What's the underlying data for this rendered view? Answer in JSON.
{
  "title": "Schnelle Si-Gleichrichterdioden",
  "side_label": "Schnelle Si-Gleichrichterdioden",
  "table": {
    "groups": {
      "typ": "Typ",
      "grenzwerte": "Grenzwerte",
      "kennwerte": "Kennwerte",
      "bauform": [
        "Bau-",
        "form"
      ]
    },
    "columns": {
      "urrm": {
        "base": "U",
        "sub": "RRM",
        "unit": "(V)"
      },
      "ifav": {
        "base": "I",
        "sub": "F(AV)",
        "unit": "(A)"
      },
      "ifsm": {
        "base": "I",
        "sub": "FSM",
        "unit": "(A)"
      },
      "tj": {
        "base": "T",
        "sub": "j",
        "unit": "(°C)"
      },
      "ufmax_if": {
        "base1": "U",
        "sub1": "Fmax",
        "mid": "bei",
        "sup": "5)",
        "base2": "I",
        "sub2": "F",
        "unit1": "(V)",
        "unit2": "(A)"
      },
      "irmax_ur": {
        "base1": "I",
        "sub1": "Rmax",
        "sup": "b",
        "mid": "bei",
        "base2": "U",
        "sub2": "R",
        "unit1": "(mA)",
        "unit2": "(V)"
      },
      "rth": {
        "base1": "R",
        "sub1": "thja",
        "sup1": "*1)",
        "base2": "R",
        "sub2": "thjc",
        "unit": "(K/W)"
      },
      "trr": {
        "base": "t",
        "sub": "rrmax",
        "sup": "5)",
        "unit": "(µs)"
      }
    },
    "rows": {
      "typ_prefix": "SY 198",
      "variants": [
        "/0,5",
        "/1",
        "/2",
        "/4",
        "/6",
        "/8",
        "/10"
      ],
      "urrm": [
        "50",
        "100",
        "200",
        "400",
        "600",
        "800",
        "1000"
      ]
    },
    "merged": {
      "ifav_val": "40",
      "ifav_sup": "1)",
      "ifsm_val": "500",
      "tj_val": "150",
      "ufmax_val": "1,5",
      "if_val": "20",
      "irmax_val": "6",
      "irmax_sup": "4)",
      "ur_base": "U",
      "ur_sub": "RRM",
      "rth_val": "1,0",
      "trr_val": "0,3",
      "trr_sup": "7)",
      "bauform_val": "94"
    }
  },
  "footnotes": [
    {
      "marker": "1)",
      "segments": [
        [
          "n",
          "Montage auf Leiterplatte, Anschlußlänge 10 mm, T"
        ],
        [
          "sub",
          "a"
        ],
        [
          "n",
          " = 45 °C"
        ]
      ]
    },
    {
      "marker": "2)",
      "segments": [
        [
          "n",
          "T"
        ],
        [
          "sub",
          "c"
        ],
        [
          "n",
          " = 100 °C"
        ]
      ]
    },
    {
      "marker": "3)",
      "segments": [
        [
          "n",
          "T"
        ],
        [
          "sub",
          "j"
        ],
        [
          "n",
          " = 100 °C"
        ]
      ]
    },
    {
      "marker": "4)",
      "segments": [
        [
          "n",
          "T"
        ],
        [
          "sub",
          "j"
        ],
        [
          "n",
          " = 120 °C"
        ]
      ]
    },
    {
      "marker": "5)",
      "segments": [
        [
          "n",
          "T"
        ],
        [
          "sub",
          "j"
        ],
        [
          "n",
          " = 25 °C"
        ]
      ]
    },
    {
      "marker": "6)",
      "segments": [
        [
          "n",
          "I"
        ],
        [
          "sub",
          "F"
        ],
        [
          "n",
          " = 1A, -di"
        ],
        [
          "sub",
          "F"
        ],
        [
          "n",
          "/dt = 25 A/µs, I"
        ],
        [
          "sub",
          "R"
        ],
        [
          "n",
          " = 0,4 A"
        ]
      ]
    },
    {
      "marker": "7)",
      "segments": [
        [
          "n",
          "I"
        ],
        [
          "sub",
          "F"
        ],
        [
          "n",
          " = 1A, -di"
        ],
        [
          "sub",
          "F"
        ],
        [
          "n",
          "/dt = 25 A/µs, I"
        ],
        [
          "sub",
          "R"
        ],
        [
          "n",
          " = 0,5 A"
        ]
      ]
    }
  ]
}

* _Prompt_: Transcribe the whole listing with nothing added or left out.

* _Exercise response_:
What's the underlying data for this rendered view? Answer in JSON.
{
  "title": "Schnelle Si-Gleichrichterdioden",
  "side_label": "Schnelle Si-Gleichrichterdioden",
  "table": {
    "groups": {
      "typ": "Typ",
      "grenzwerte": "Grenzwerte",
      "kennwerte": "Kennwerte",
      "bauform": [
        "Bau-",
        "form"
      ]
    },
    "columns": {
      "urrm": {
        "base": "U",
        "sub": "RRM",
        "unit": "(V)"
      },
      "ifav": {
        "base": "I",
        "sub": "F(AV)",
        "unit": "(A)"
      },
      "ifsm": {
        "base": "I",
        "sub": "FSM",
        "unit": "(A)"
      },
      "tj": {
        "base": "T",
        "sub": "j",
        "unit": "(°C)"
      },
      "ufmax_if": {
        "base1": "U",
        "sub1": "Fmax",
        "mid": "bei",
        "sup": "5)",
        "base2": "I",
        "sub2": "F",
        "unit1": "(V)",
        "unit2": "(A)"
      },
      "irmax_ur": {
        "base1": "I",
        "sub1": "Rmax",
        "sup": "b",
        "mid": "bei",
        "base2": "U",
        "sub2": "R",
        "unit1": "(mA)",
        "unit2": "(V)"
      },
      "rth": {
        "base1": "R",
        "sub1": "thja",
        "sup1": "*1)",
        "base2": "R",
        "sub2": "thjc",
        "unit": "(K/W)"
      },
      "trr": {
        "base": "t",
        "sub": "rrmax",
        "sup": "5)",
        "unit": "(µs)"
      }
    },
    "rows": {
      "typ_prefix": "SY 198",
      "variants": [
        "/0,5",
        "/1",
        "/2",
        "/4",
        "/6",
        "/8",
        "/10"
      ],
      "urrm": [
        "50",
        "100",
        "200",
        "400",
        "600",
        "800",
        "1000"
      ]
    },
    "merged": {
      "ifav_val": "40",
      "ifav_sup": "1)",
      "ifsm_val": "500",
      "tj_val": "150",
      "ufmax_val": "1,5",
      "if_val": "20",
      "irmax_val": "6",
      "irmax_sup": "4)",
      "ur_base": "U",
      "ur_sub": "RRM",
      "rth_val": "1,0",
      "trr_val": "0,3",
      "trr_sup": "7)",
      "bauform_val": "94"
    }
  },
  "footnotes": [
    {
      "marker": "1)",
      "segments": [
        [
          "n",
          "Montage auf Leiterplatte, Anschlußlänge 10 mm, T"
        ],
        [
          "sub",
          "a"
        ],
        [
          "n",
          " = 45 °C"
        ]
      ]
    },
    {
      "marker": "2)",
      "segments": [
        [
          "n",
          "T"
        ],
        [
          "sub",
          "c"
        ],
        [
          "n",
          " = 100 °C"
        ]
      ]
    },
    {
      "marker": "3)",
      "segments": [
        [
          "n",
          "T"
        ],
        [
          "sub",
          "j"
        ],
        [
          "n",
          " = 100 °C"
        ]
      ]
    },
    {
      "marker": "4)",
      "segments": [
        [
          "n",
          "T"
        ],
        [
          "sub",
          "j"
        ],
        [
          "n",
          " = 120 °C"
        ]
      ]
    },
    {
      "marker": "5)",
      "segments": [
        [
          "n",
          "T"
        ],
        [
          "sub",
          "j"
        ],
        [
          "n",
          " = 25 °C"
        ]
      ]
    },
    {
      "marker": "6)",
      "segments": [
        [
          "n",
          "I"
        ],
        [
          "sub",
          "F"
        ],
        [
          "n",
          " = 1A, -di"
        ],
        [
          "sub",
          "F"
        ],
        [
          "n",
          "/dt = 25 A/µs, I"
        ],
        [
          "sub",
          "R"
        ],
        [
          "n",
          " = 0,4 A"
        ]
      ]
    },
    {
      "marker": "7)",
      "segments": [
        [
          "n",
          "I"
        ],
        [
          "sub",
          "F"
        ],
        [
          "n",
          " = 1A, -di"
        ],
        [
          "sub",
          "F"
        ],
        [
          "n",
          "/dt = 25 A/µs, I"
        ],
        [
          "sub",
          "R"
        ],
        [
          "n",
          " = 0,5 A"
        ]
      ]
    }
  ]
}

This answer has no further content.